_SUPPLIED DATA:_
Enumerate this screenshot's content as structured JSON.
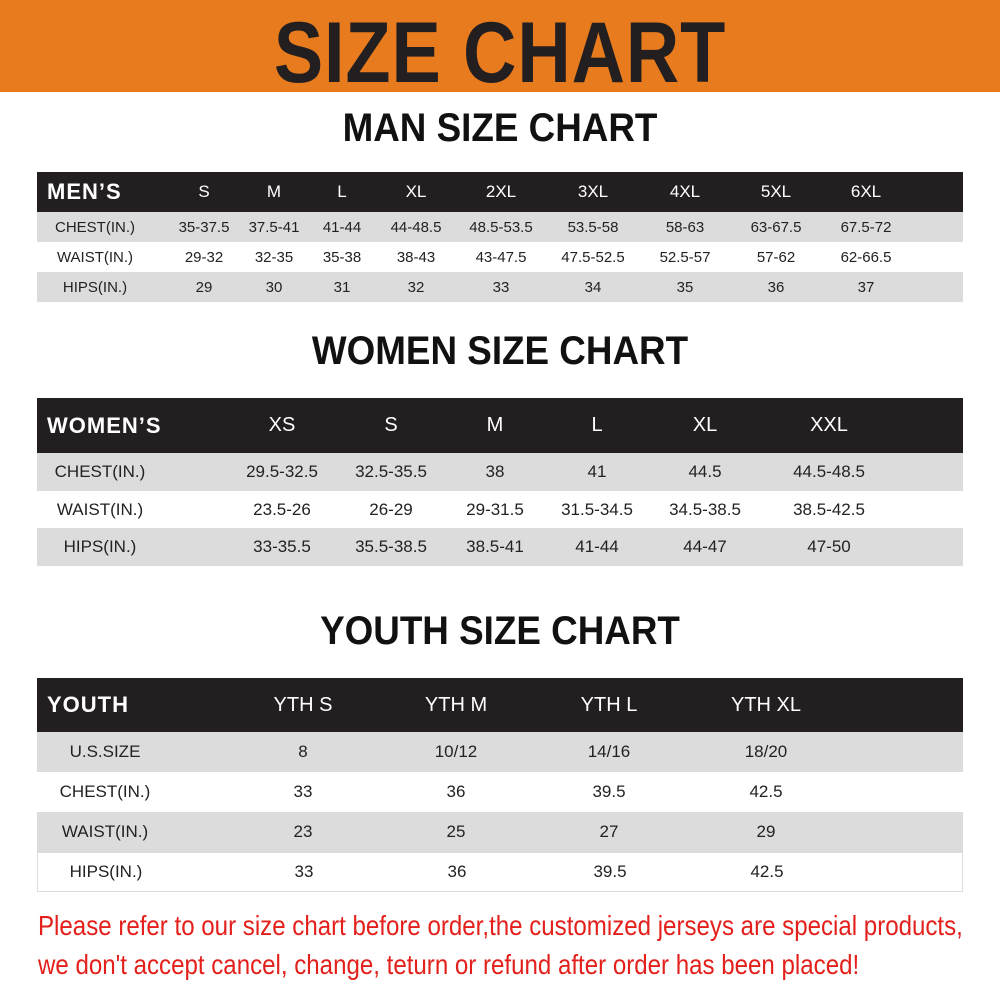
{
  "banner": {
    "title": "SIZE CHART",
    "color": "#e87b1e"
  },
  "men": {
    "title": "MAN SIZE CHART",
    "header_label": "MEN’S",
    "sizes": [
      "S",
      "M",
      "L",
      "XL",
      "2XL",
      "3XL",
      "4XL",
      "5XL",
      "6XL"
    ],
    "rows": [
      {
        "label": "CHEST(IN.)",
        "values": [
          "35-37.5",
          "37.5-41",
          "41-44",
          "44-48.5",
          "48.5-53.5",
          "53.5-58",
          "58-63",
          "63-67.5",
          "67.5-72"
        ]
      },
      {
        "label": "WAIST(IN.)",
        "values": [
          "29-32",
          "32-35",
          "35-38",
          "38-43",
          "43-47.5",
          "47.5-52.5",
          "52.5-57",
          "57-62",
          "62-66.5"
        ]
      },
      {
        "label": "HIPS(IN.)",
        "values": [
          "29",
          "30",
          "31",
          "32",
          "33",
          "34",
          "35",
          "36",
          "37"
        ]
      }
    ]
  },
  "women": {
    "title": "WOMEN SIZE CHART",
    "header_label": "WOMEN’S",
    "sizes": [
      "XS",
      "S",
      "M",
      "L",
      "XL",
      "XXL"
    ],
    "rows": [
      {
        "label": "CHEST(IN.)",
        "values": [
          "29.5-32.5",
          "32.5-35.5",
          "38",
          "41",
          "44.5",
          "44.5-48.5"
        ]
      },
      {
        "label": "WAIST(IN.)",
        "values": [
          "23.5-26",
          "26-29",
          "29-31.5",
          "31.5-34.5",
          "34.5-38.5",
          "38.5-42.5"
        ]
      },
      {
        "label": "HIPS(IN.)",
        "values": [
          "33-35.5",
          "35.5-38.5",
          "38.5-41",
          "41-44",
          "44-47",
          "47-50"
        ]
      }
    ]
  },
  "youth": {
    "title": "YOUTH SIZE CHART",
    "header_label": "YOUTH",
    "sizes": [
      "YTH S",
      "YTH M",
      "YTH L",
      "YTH XL"
    ],
    "rows": [
      {
        "label": "U.S.SIZE",
        "values": [
          "8",
          "10/12",
          "14/16",
          "18/20"
        ]
      },
      {
        "label": "CHEST(IN.)",
        "values": [
          "33",
          "36",
          "39.5",
          "42.5"
        ]
      },
      {
        "label": "WAIST(IN.)",
        "values": [
          "23",
          "25",
          "27",
          "29"
        ]
      },
      {
        "label": "HIPS(IN.)",
        "values": [
          "33",
          "36",
          "39.5",
          "42.5"
        ]
      }
    ]
  },
  "notice": {
    "line1": "Please refer to our size chart before order,the customized jerseys are special products,",
    "line2": "we don't accept cancel, change, teturn or refund after order has been placed!",
    "color": "#e3201b"
  }
}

_TASK DETAILS:_ Write down every line of the data above that includes the string "title".

_ANSWER IN FULL:_
    "title": "SIZE CHART",
    "title": "MAN SIZE CHART",
    "title": "WOMEN SIZE CHART",
    "title": "YOUTH SIZE CHART",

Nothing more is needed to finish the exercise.